** BEGIN SUPPLIED DATA **
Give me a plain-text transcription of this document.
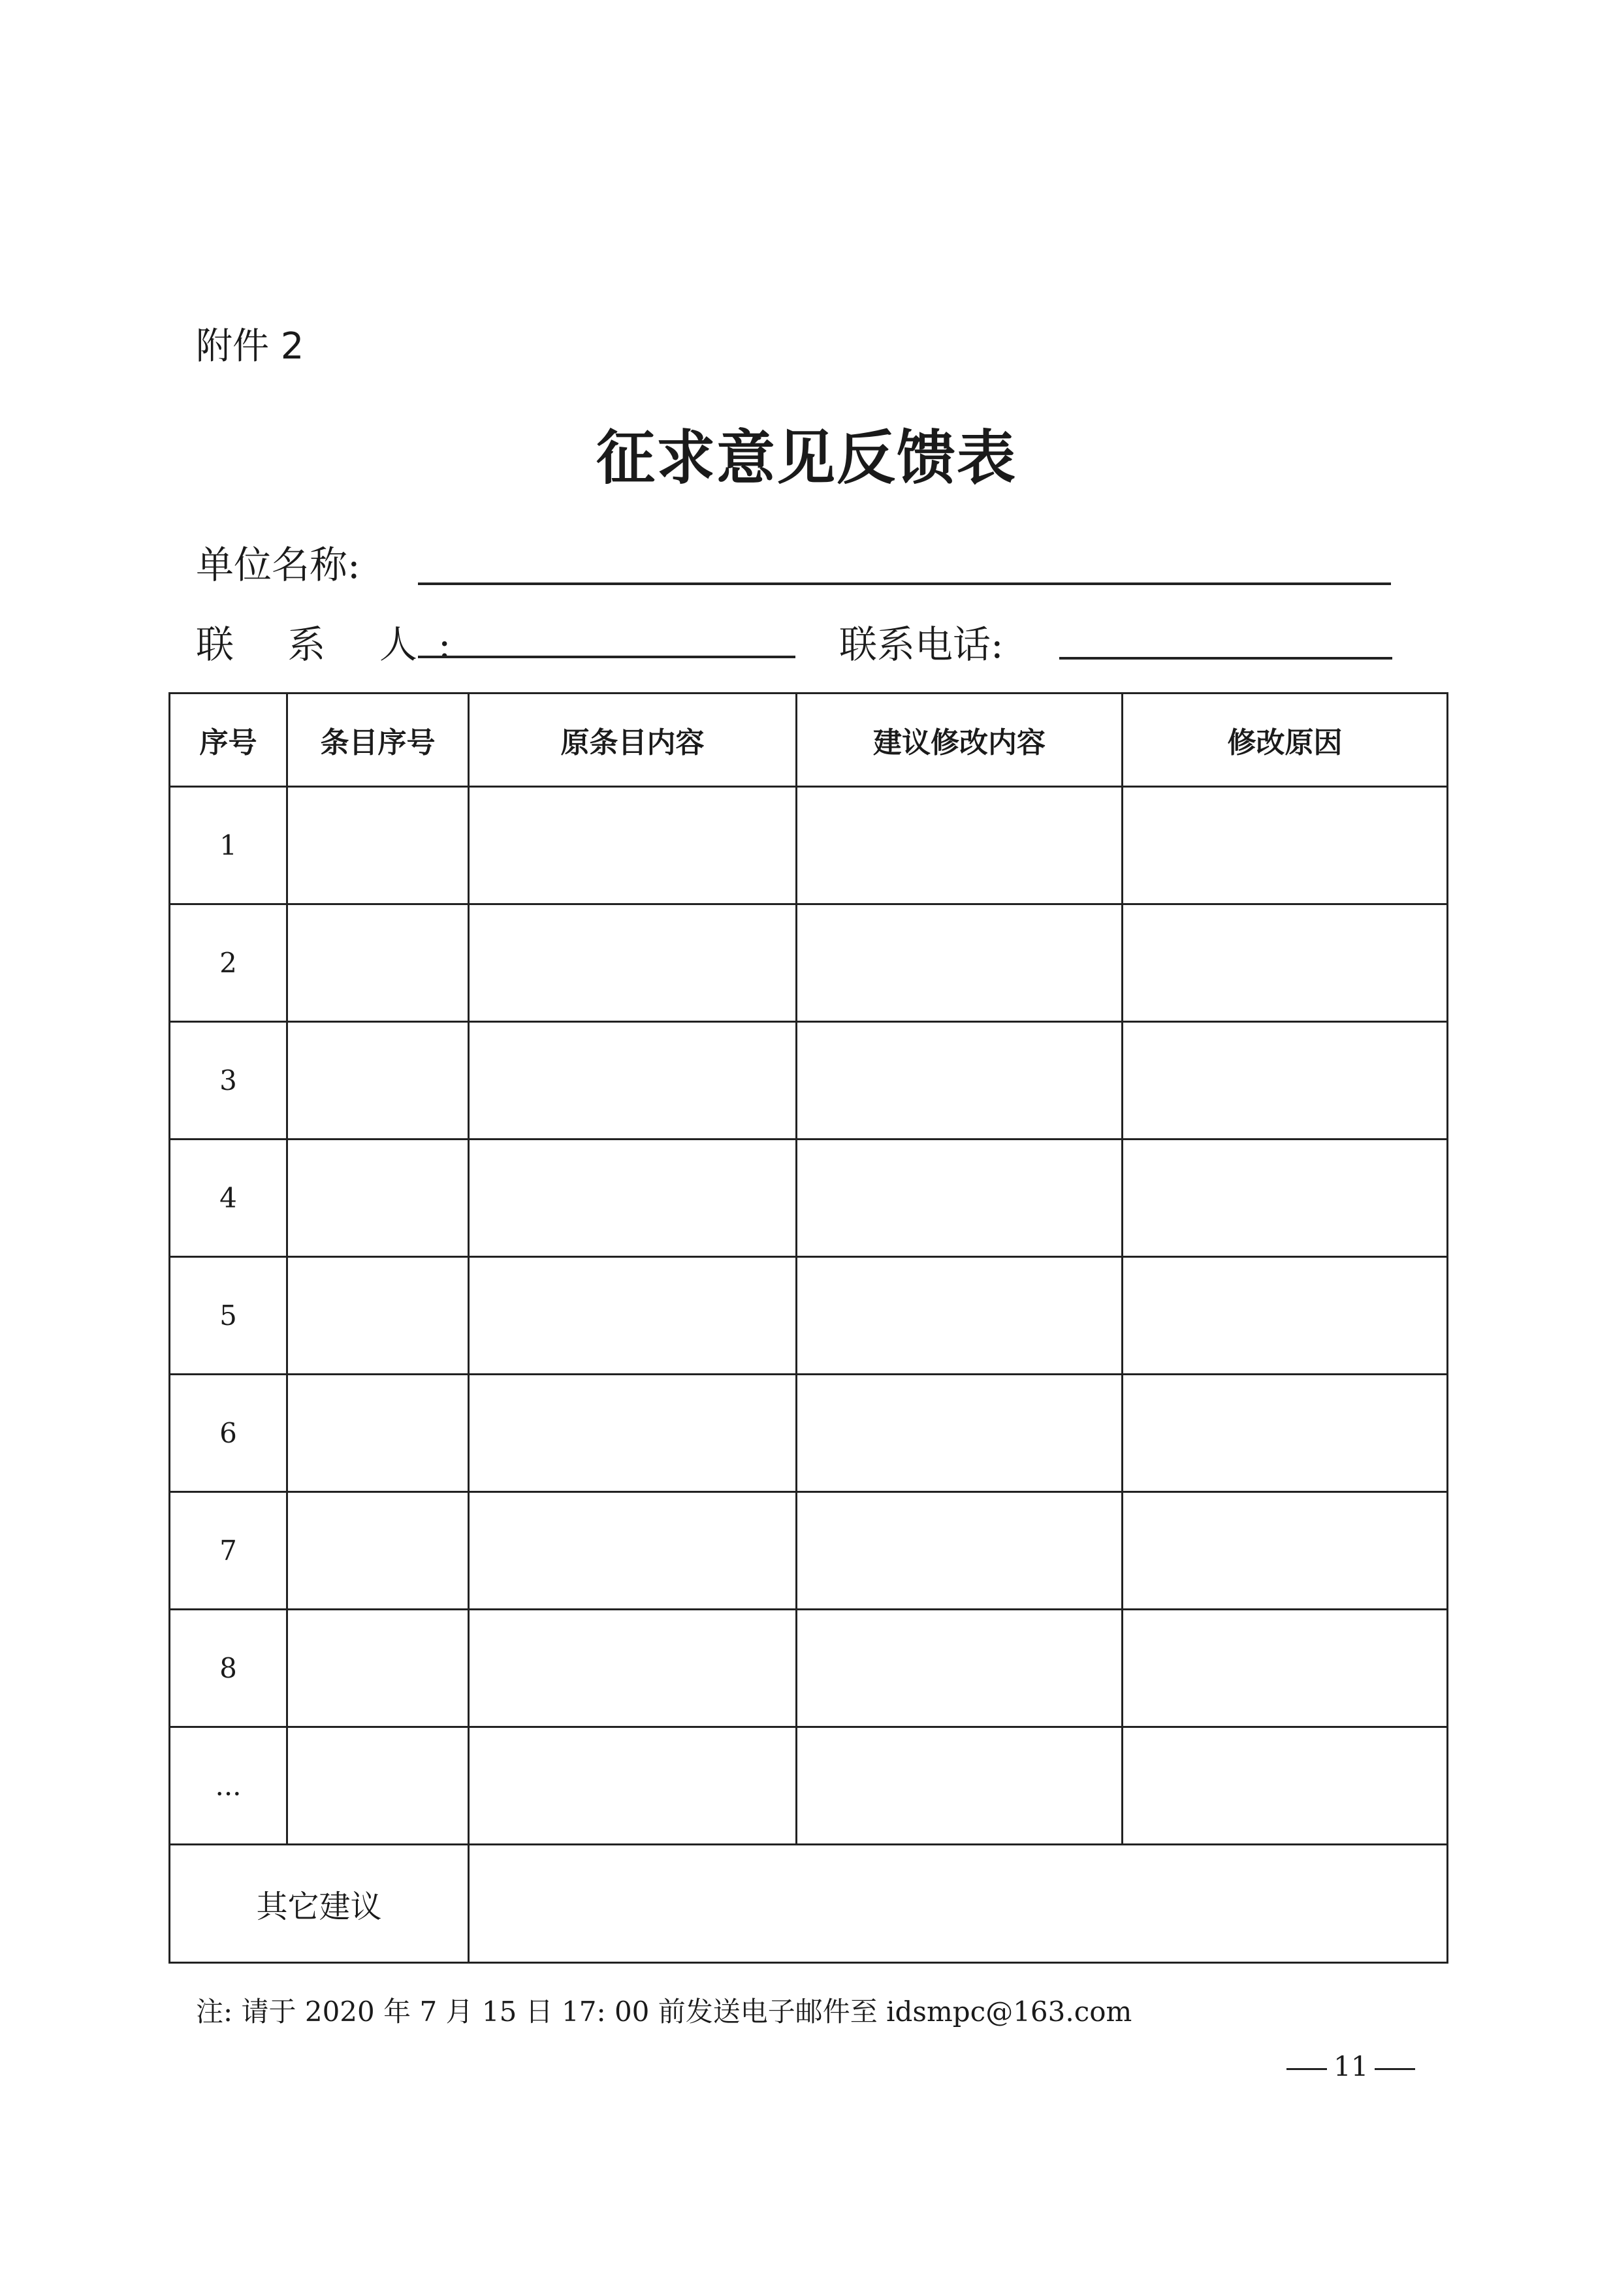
附件 2
征求意见反馈表
单位名称:
联 系 人:	联系电话:
序号	条目序号	原条目内容	建议修改内容	修改原因
1				
2				
3				
4				
5				
6				
7				
8				
...				
其它建议				
注: 请于 2020 年 7 月 15 日 17: 00 前发送电子邮件至 idsmpc@163.com
11
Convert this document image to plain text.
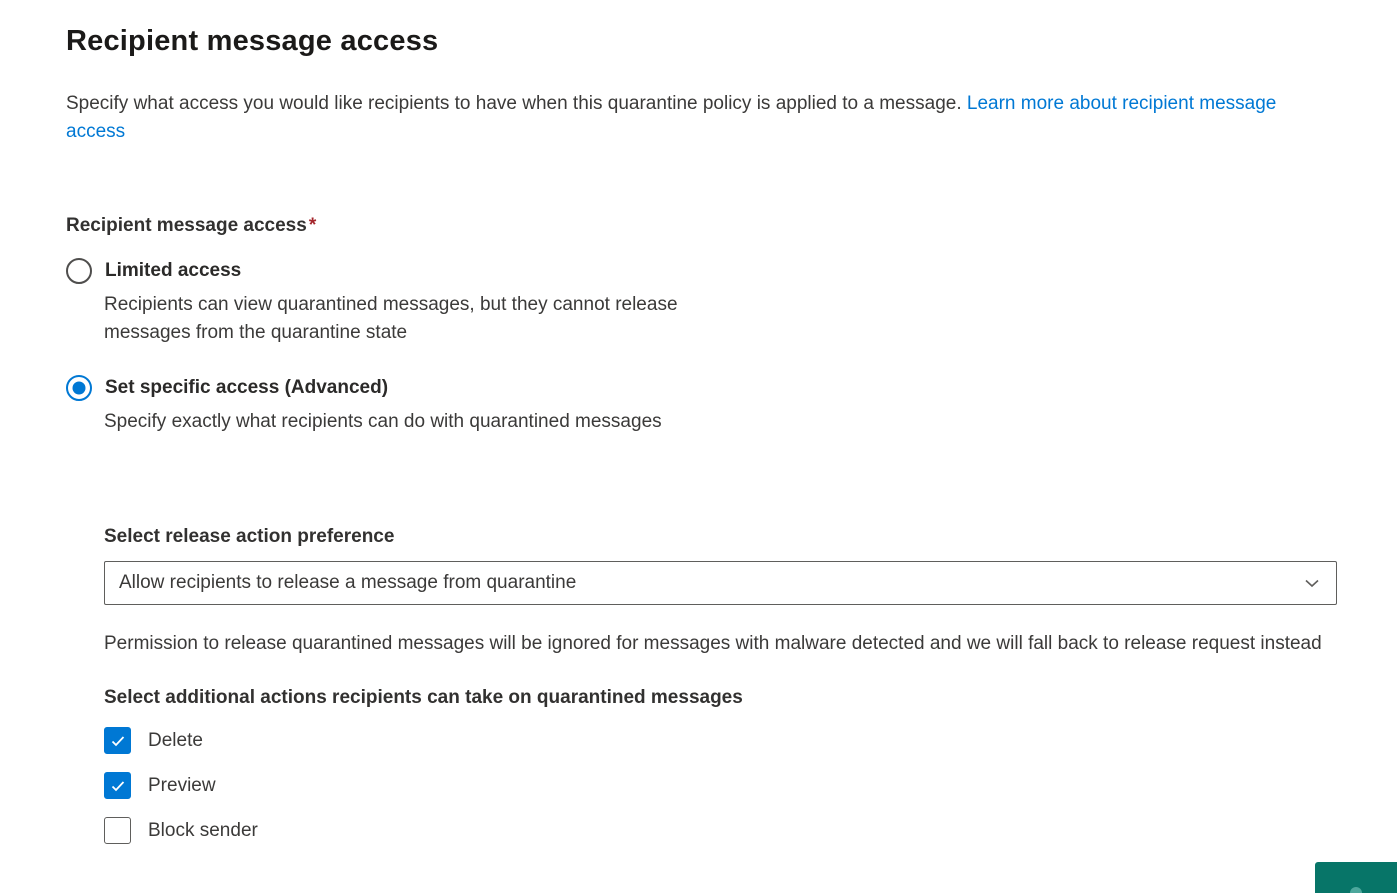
Recipient message access

Specify what access you would like recipients to have when this quarantine policy is applied to a message. Learn more about recipient message access

Recipient message access *
Limited access
Recipients can view quarantined messages, but they cannot release messages from the quarantine state
Set specific access (Advanced)
Specify exactly what recipients can do with quarantined messages
Select release action preference
Allow recipients to release a message from quarantine

Permission to release quarantined messages will be ignored for messages with malware detected and we will fall back to release request instead

Select additional actions recipients can take on quarantined messages
Delete
Preview
Block sender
** END SUPPLIED DATA **
■ WORK TO BE COMPLETED:
Skip the images and write out the rest of the listing exactly.

■ WRITTEN RESPONSE:
Give me a plain-text transcription of this document.
附件 2
征求意见反馈表
单位名称:
联 系 人:	联系电话:
序号	条目序号	原条目内容	建议修改内容	修改原因
1				
2				
3				
4				
5				
6				
7				
8				
...				
其它建议				
注: 请于 2020 年 7 月 15 日 17: 00 前发送电子邮件至 idsmpc@163.com
11
Convert this document image to plain text.
Recipient message access

Specify what access you would like recipients to have when this quarantine policy is applied to a message. Learn more about recipient message access

Recipient message access *
Limited access
Recipients can view quarantined messages, but they cannot release messages from the quarantine state
Set specific access (Advanced)
Specify exactly what recipients can do with quarantined messages
Select release action preference
Allow recipients to release a message from quarantine

Permission to release quarantined messages will be ignored for messages with malware detected and we will fall back to release request instead

Select additional actions recipients can take on quarantined messages
Delete
Preview
Block sender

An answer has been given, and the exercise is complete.